## begin SOURCE MATERIAL
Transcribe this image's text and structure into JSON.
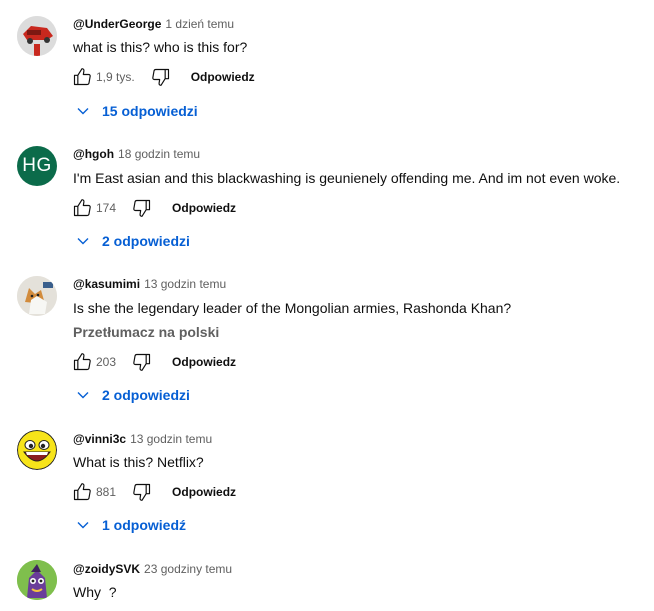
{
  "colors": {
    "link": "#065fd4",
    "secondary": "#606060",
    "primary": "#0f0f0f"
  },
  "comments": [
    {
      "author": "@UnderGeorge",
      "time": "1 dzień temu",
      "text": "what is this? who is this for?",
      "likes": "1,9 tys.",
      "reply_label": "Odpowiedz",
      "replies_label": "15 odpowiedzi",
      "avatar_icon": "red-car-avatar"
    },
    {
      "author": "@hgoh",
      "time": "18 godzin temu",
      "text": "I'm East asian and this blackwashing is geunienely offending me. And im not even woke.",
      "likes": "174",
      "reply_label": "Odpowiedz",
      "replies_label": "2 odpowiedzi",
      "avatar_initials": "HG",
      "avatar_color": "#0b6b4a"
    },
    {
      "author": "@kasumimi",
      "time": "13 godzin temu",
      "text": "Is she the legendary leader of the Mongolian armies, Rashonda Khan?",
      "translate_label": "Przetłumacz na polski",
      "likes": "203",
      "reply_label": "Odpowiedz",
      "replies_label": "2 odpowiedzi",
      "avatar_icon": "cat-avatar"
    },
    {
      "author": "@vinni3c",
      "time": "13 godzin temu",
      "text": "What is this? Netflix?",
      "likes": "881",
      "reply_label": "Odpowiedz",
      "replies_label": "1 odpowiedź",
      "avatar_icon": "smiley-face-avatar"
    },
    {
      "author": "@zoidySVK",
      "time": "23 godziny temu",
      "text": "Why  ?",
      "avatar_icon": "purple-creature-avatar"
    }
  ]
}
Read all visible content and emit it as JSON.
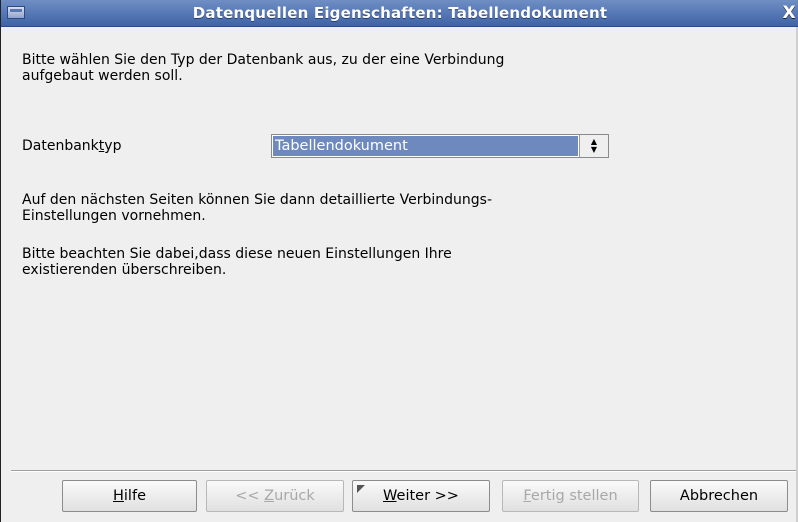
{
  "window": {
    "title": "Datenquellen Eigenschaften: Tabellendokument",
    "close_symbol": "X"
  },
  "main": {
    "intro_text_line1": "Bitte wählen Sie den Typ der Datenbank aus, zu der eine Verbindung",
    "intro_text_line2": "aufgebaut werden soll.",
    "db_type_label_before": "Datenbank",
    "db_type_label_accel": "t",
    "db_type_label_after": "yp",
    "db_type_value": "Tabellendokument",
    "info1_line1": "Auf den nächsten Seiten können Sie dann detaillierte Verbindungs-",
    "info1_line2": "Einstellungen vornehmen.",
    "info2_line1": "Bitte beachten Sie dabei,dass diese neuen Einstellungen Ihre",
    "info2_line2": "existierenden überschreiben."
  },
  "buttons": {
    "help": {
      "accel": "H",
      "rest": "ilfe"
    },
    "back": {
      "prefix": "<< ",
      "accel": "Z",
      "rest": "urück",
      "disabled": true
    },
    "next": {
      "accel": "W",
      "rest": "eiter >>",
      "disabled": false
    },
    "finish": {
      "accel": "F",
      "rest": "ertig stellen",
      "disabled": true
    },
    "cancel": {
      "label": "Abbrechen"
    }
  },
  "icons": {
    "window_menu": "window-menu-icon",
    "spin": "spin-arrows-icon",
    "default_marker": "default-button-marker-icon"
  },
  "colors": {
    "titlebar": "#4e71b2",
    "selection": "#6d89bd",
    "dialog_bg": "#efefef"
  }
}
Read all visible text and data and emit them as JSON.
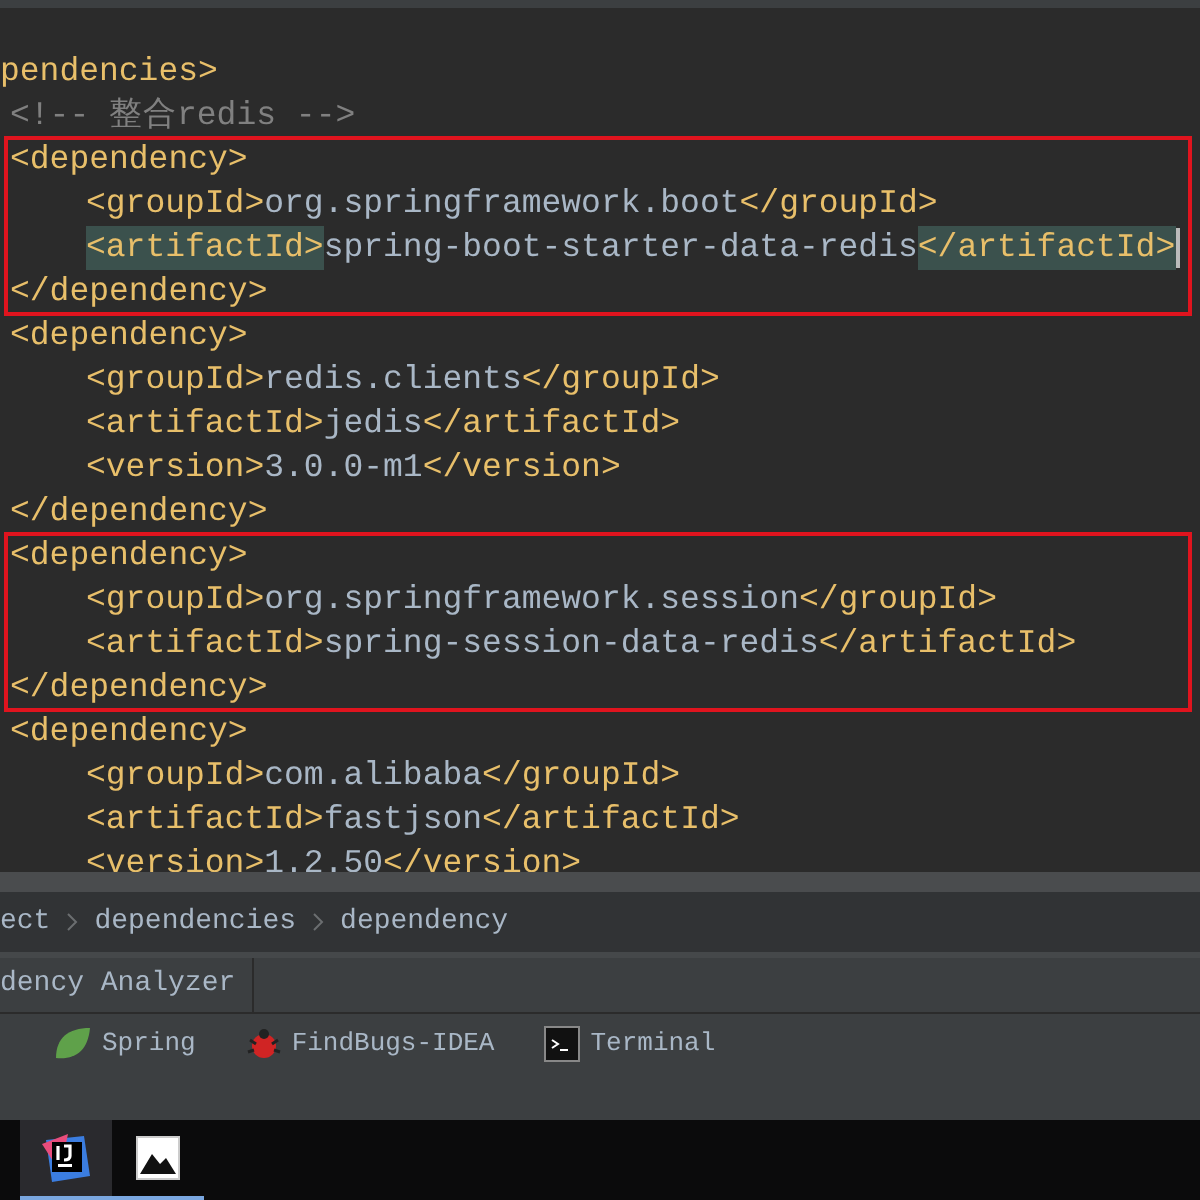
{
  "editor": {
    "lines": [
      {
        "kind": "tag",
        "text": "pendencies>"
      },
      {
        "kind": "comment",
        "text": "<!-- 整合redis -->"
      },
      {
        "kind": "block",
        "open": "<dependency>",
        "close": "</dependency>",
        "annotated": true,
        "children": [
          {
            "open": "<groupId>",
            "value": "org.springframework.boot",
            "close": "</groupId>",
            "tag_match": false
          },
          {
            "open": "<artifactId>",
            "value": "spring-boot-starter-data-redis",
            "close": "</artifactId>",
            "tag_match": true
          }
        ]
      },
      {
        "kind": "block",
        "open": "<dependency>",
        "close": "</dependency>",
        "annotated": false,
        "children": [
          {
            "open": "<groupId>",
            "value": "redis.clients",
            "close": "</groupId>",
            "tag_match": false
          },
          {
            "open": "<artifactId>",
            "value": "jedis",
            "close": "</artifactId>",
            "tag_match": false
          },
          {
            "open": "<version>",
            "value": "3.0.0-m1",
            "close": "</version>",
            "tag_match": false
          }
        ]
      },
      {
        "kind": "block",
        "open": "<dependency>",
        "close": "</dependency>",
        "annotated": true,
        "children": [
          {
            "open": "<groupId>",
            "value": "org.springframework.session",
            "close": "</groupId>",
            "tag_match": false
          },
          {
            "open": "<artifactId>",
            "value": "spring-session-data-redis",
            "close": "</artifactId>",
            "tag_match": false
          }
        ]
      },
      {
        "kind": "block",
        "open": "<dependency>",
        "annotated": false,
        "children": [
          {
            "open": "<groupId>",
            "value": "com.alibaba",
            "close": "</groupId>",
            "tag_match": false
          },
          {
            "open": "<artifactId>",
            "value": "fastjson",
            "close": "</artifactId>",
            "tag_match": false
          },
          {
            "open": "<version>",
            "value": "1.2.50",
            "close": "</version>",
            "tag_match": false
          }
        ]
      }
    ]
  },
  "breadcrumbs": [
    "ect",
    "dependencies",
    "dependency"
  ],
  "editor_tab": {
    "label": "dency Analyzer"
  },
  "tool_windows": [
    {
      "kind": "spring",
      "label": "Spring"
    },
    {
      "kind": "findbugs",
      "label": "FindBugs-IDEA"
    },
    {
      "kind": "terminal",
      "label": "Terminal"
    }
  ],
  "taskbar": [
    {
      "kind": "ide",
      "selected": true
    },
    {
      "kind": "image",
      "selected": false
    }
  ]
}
## end SOURCE MATERIAL
Look for the word "likes" in every line of the listing and copy the lines that have it.

      "likes": "1,9 tys.",
      "likes": "174",
      "likes": "203",
      "likes": "881",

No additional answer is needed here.